Extracted data entries
"""

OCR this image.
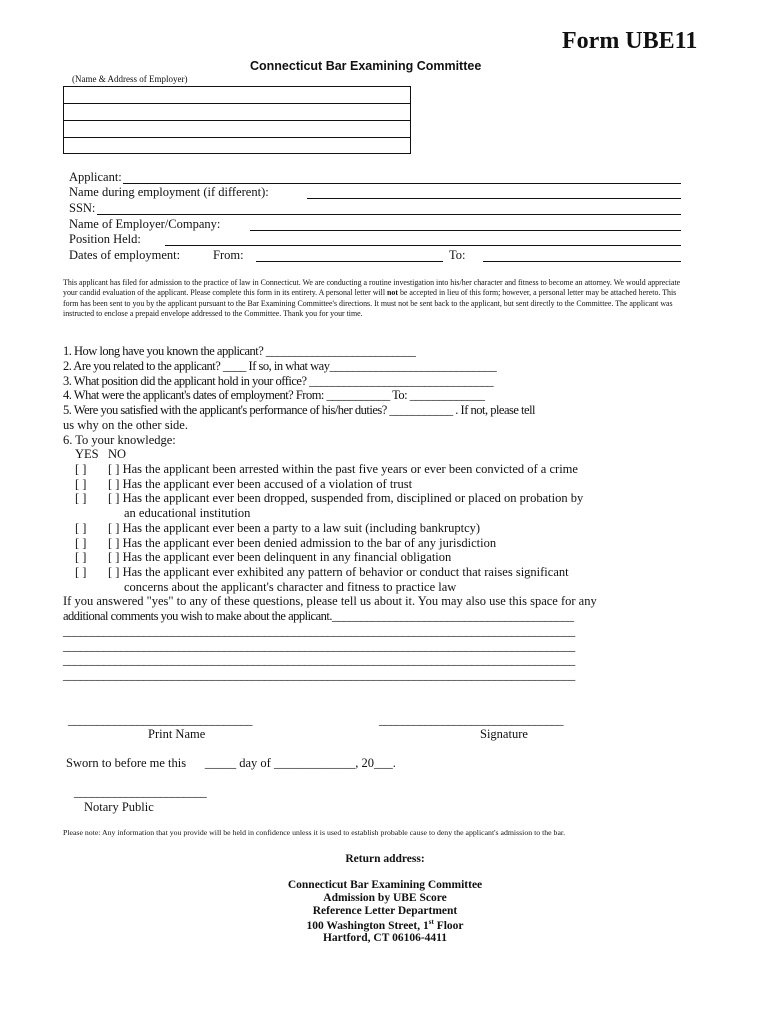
Form UBE11
Connecticut Bar Examining Committee
(Name & Address of Employer)
Applicant:
Name during employment (if different):
SSN:
Name of Employer/Company:
Position Held:
Dates of employment:	From:	To:
This applicant has filed for admission to the practice of law in Connecticut. We are conducting a routine investigation into his/her character and fitness to become an attorney. We would appreciate your candid evaluation of the applicant. Please complete this form in its entirety. A personal letter will not be accepted in lieu of this form; however, a personal letter may be attached hereto. This form has been sent to you by the applicant pursuant to the Bar Examining Committee's directions. It must not be sent back to the applicant, but sent directly to the Committee. The applicant was instructed to enclose a prepaid envelope addressed to the Committee. Thank you for your time.
1. How long have you known the applicant? __________________________
2. Are you related to the applicant? ____ If so, in what way_____________________________
3. What position did the applicant hold in your office? ________________________________
4. What were the applicant's dates of employment? From: ___________ To: _____________
5. Were you satisfied with the applicant's performance of his/her duties? ___________ . If not, please tell
us why on the other side.
6. To your knowledge:
YES NO
[ ] [ ] Has the applicant been arrested within the past five years or ever been convicted of a crime
[ ] [ ] Has the applicant ever been accused of a violation of trust
[ ] [ ] Has the applicant ever been dropped, suspended from, disciplined or placed on probation by
an educational institution
[ ] [ ] Has the applicant ever been a party to a law suit (including bankruptcy)
[ ] [ ] Has the applicant ever been denied admission to the bar of any jurisdiction
[ ] [ ] Has the applicant ever been delinquent in any financial obligation
[ ] [ ] Has the applicant ever exhibited any pattern of behavior or conduct that raises significant
concerns about the applicant's character and fitness to practice law
If you answered "yes" to any of these questions, please tell us about it. You may also use this space for any
additional comments you wish to make about the applicant.__________________________________________
_________________________________________________________________________________________
_________________________________________________________________________________________
_________________________________________________________________________________________
_________________________________________________________________________________________
________________________________
Print Name
________________________________
Signature
Sworn to before me this      _____ day of _____________, 20___.
_______________________
Notary Public
Please note: Any information that you provide will be held in confidence unless it is used to establish probable cause to deny the applicant's admission to the bar.
Return address:
Connecticut Bar Examining Committee
Admission by UBE Score
Reference Letter Department
100 Washington Street, 1st Floor
Hartford, CT 06106-4411
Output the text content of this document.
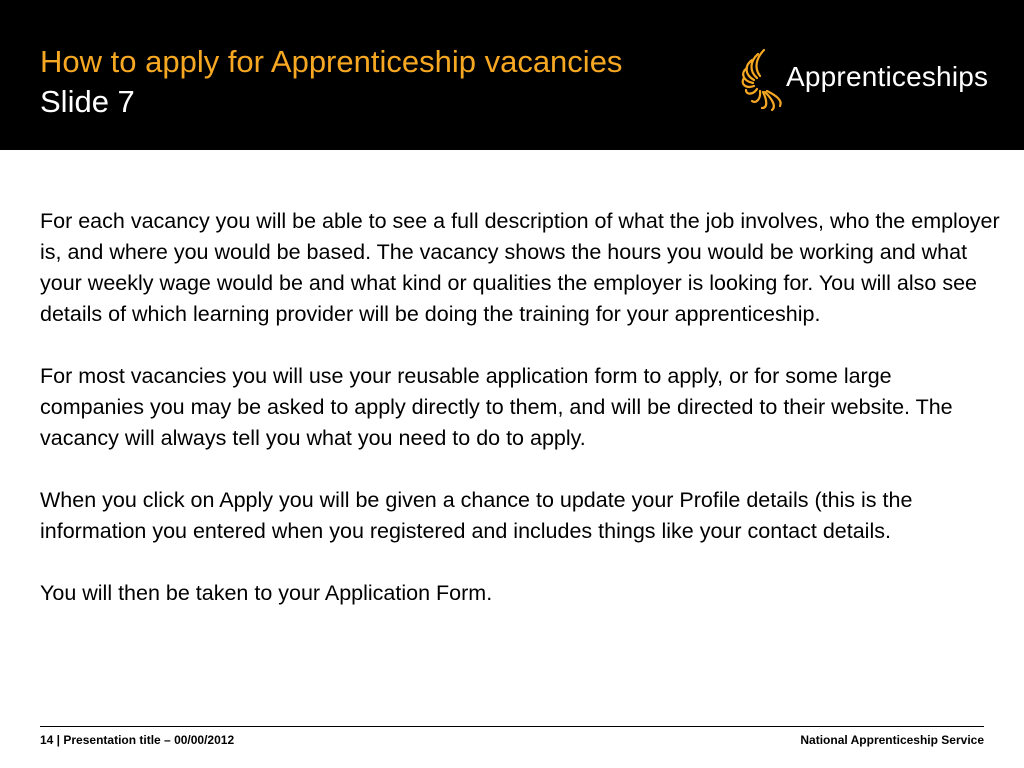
How to apply for Apprenticeship vacancies
Slide 7
Apprenticeships

For each vacancy you will be able to see a full description of what the job involves, who the employer is, and where you would be based. The vacancy shows the hours you would be working and what your weekly wage would be and what kind or qualities the employer is looking for. You will also see details of which learning provider will be doing the training for your apprenticeship.

For most vacancies you will use your reusable application form to apply, or for some large companies you may be asked to apply directly to them, and will be directed to their website. The vacancy will always tell you what you need to do to apply.

When you click on Apply you will be given a chance to update your Profile details (this is the information you entered when you registered and includes things like your contact details.

You will then be taken to your Application Form.

14 | Presentation title – 00/00/2012	National Apprenticeship Service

"""

• **TASK BRIEF**: Return each full line of the entries that contains the word "information".

• **EXERCISE SOLUTION**:
Please note: Any information that you provide will be held in confidence unless it is used to establish probable cause to deny the applicant's admission to the bar.
When you click on Apply you will be given a chance to update your Profile details (this is the information you entered when you registered and includes things like your contact details.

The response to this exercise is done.